§ **Set problem**
Extract every line that contains the word "所在直线为".

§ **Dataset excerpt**
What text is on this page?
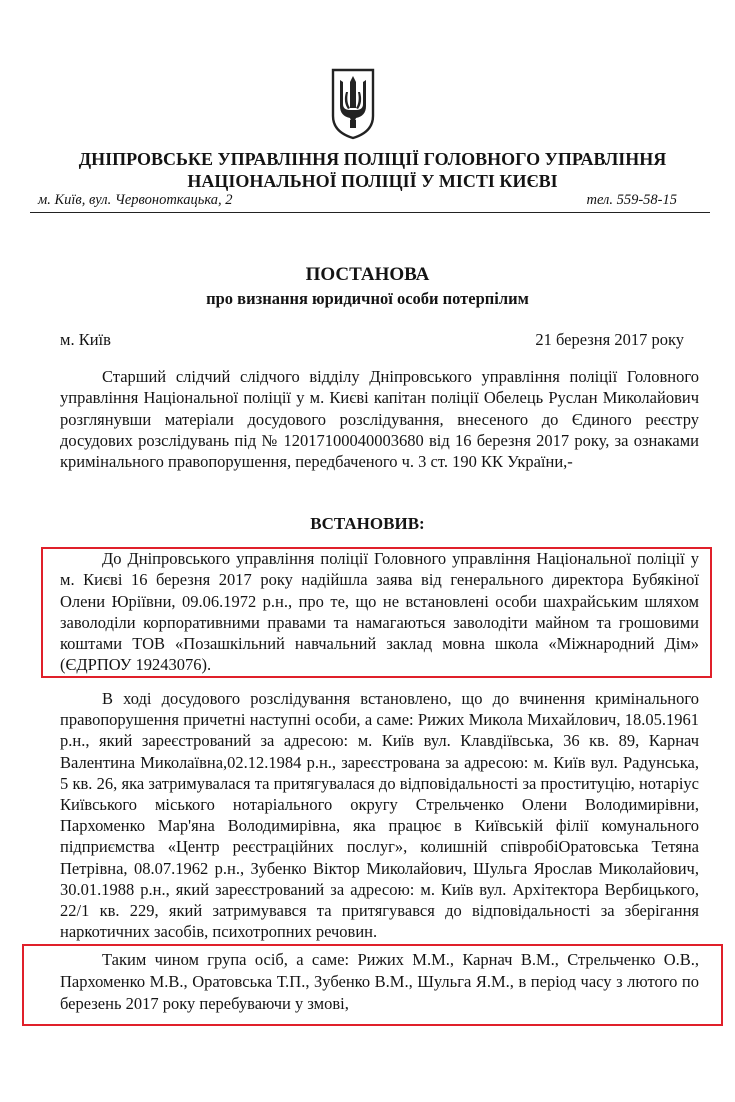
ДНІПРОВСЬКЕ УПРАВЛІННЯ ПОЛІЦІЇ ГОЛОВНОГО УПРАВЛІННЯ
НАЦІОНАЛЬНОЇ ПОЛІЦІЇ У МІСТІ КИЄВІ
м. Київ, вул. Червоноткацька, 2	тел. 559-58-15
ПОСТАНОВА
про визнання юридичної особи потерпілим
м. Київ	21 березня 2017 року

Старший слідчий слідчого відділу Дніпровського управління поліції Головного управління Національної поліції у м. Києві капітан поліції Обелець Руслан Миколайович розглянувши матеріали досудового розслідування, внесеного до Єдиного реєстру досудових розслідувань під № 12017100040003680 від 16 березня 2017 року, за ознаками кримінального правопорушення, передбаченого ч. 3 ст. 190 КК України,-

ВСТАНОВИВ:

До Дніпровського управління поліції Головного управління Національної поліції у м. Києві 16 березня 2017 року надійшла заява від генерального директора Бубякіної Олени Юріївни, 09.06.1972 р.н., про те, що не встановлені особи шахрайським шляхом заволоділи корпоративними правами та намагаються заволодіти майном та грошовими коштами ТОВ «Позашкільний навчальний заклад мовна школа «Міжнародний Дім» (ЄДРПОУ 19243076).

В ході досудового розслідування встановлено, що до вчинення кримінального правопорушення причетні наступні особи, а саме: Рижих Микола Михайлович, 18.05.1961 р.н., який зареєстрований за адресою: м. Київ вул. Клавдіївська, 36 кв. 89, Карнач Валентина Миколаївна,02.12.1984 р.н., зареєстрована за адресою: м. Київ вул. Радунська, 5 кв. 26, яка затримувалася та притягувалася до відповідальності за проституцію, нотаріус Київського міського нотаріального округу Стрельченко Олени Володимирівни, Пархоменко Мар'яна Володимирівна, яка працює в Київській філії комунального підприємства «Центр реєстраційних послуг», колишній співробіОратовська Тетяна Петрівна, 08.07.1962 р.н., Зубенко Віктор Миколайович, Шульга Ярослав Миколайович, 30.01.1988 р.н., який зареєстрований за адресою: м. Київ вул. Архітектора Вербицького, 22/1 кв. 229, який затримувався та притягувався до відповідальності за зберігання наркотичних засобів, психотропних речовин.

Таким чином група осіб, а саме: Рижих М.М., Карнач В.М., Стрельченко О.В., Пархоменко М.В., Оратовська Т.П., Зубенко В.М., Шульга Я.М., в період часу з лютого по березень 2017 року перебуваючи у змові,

* * *

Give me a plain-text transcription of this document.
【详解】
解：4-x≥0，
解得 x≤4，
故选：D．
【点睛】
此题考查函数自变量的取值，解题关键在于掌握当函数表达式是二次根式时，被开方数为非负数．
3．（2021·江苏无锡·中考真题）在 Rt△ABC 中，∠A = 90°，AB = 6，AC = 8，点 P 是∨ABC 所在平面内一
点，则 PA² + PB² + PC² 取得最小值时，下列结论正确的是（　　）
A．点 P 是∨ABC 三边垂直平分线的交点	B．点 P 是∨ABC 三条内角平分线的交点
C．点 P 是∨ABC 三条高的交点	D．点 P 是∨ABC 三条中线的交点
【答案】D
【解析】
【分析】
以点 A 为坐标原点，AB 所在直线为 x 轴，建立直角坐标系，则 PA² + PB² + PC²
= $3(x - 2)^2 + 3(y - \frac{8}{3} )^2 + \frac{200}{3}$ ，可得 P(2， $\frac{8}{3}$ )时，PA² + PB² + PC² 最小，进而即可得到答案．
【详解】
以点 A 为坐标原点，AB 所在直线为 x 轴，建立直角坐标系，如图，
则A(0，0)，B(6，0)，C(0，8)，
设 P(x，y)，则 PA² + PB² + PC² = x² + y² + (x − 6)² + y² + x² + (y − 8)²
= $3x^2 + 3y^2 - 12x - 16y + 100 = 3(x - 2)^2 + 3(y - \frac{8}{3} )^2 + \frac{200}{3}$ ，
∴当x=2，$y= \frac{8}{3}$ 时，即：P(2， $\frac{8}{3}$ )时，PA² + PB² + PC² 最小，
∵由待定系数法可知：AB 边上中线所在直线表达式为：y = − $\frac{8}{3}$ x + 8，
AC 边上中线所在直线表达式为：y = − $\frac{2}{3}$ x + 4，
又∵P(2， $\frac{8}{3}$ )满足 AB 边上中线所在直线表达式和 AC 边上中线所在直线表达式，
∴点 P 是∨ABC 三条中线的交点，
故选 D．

---

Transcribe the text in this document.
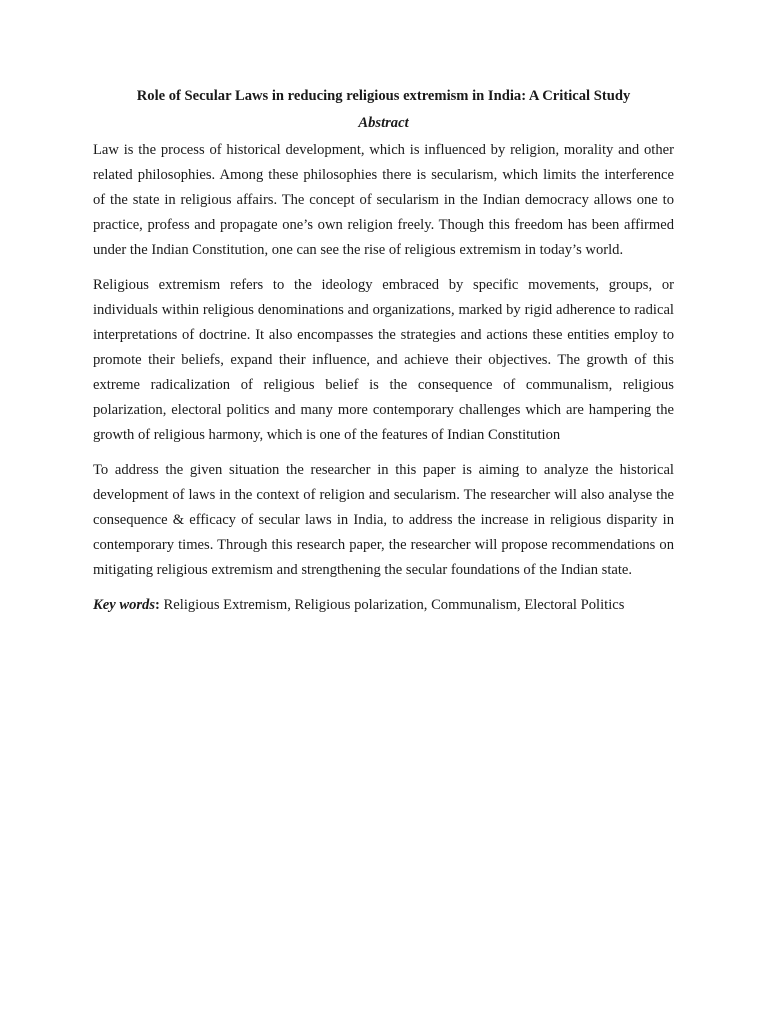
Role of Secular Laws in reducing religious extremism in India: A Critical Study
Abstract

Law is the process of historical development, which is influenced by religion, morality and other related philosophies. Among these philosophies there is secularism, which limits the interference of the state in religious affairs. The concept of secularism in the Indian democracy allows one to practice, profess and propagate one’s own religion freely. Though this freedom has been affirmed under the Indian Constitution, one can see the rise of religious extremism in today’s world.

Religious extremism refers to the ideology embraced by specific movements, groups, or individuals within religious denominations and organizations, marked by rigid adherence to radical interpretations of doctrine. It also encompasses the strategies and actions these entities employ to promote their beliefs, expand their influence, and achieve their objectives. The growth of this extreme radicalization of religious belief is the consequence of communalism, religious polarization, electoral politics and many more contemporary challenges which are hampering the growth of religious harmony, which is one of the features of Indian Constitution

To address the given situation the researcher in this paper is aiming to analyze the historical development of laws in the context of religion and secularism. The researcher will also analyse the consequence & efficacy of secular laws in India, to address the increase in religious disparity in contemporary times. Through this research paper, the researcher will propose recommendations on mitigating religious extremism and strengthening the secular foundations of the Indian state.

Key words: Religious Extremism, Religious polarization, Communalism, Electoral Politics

§ **Response below**
以点 A 为坐标原点，AB 所在直线为 x 轴，建立直角坐标系，则 PA² + PB² + PC²
以点 A 为坐标原点，AB 所在直线为 x 轴，建立直角坐标系，如图，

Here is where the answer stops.